Find every line in the records below that holds the word "this", and copy it out.
══ Supplied material
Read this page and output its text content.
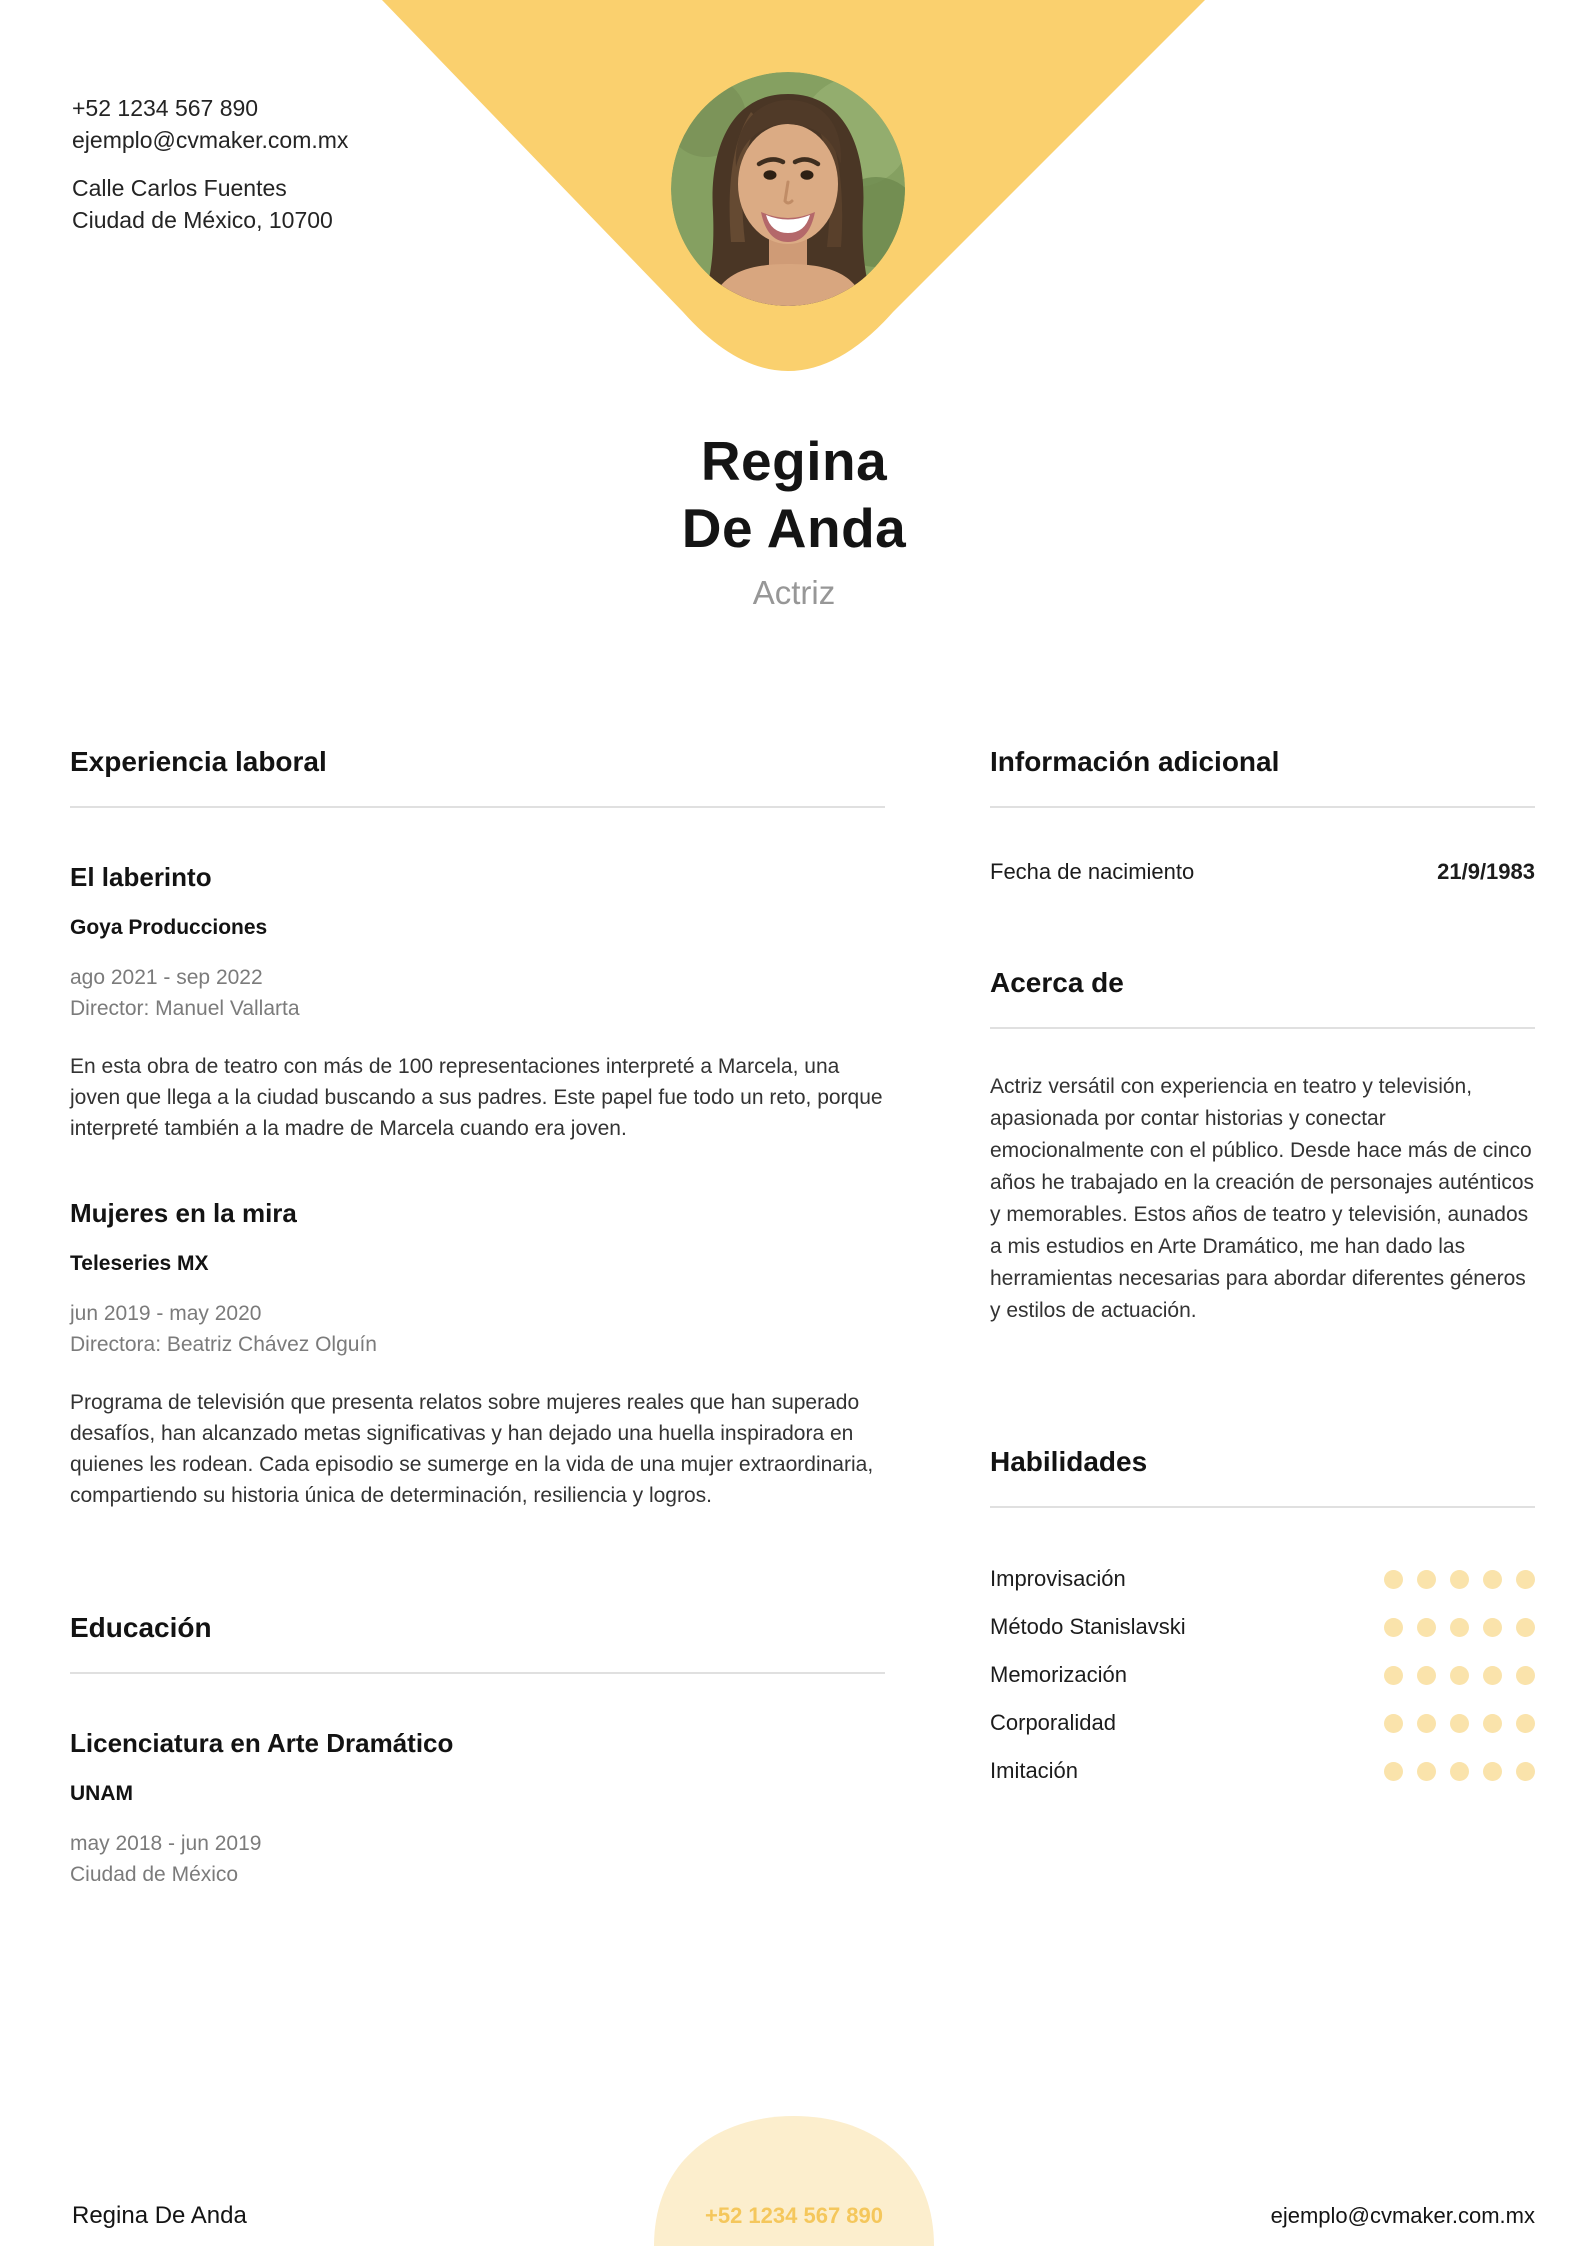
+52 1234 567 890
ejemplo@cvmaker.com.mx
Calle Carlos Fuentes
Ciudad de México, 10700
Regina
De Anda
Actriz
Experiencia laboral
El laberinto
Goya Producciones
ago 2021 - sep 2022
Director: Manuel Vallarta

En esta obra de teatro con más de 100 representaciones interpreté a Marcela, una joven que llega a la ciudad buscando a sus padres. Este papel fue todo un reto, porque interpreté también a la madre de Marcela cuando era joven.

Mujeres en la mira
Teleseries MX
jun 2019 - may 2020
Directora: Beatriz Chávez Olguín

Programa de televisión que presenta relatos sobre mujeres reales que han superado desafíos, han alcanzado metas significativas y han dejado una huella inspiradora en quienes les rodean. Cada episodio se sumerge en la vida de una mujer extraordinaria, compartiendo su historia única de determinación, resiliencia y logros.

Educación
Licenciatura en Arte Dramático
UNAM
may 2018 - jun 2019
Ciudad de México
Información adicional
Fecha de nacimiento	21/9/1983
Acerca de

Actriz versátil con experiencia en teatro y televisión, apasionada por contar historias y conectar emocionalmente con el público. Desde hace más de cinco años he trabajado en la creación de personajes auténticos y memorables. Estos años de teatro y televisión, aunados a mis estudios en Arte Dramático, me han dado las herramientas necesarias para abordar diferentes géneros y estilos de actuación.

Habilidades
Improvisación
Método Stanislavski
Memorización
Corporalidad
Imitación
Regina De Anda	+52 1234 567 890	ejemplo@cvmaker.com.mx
════
══ Supplied material
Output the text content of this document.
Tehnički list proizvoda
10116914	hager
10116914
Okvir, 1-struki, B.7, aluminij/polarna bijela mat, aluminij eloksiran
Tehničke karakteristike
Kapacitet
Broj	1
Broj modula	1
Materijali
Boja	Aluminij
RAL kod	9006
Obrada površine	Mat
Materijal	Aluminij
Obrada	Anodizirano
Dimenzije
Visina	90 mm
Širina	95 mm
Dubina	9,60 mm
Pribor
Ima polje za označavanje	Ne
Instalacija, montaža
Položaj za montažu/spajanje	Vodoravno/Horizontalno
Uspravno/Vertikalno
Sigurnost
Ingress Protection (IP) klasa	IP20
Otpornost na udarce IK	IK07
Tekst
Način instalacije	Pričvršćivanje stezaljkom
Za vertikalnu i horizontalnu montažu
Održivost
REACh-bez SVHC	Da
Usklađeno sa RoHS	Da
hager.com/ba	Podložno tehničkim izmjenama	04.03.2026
════
══ Supplied material
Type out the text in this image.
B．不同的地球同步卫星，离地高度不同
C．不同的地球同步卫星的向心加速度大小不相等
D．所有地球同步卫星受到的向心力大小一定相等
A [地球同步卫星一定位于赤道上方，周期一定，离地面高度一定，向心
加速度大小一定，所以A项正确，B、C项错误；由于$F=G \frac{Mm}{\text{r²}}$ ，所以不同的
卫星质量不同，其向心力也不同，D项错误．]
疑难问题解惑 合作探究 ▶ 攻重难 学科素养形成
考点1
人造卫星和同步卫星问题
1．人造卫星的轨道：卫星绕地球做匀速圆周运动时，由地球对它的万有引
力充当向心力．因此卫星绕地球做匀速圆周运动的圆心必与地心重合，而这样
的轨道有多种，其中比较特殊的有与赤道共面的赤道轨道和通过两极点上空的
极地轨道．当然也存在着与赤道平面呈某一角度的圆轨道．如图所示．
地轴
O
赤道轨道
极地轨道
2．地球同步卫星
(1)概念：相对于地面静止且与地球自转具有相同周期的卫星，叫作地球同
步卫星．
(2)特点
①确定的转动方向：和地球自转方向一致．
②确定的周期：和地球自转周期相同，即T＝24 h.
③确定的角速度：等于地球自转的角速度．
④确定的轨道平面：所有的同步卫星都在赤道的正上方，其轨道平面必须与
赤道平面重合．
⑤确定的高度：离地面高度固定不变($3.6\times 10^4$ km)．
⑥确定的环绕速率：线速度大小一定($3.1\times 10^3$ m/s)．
════
Answer below:
Read this page and output its text content.
Output the text content of this document.
Type out the text in this image.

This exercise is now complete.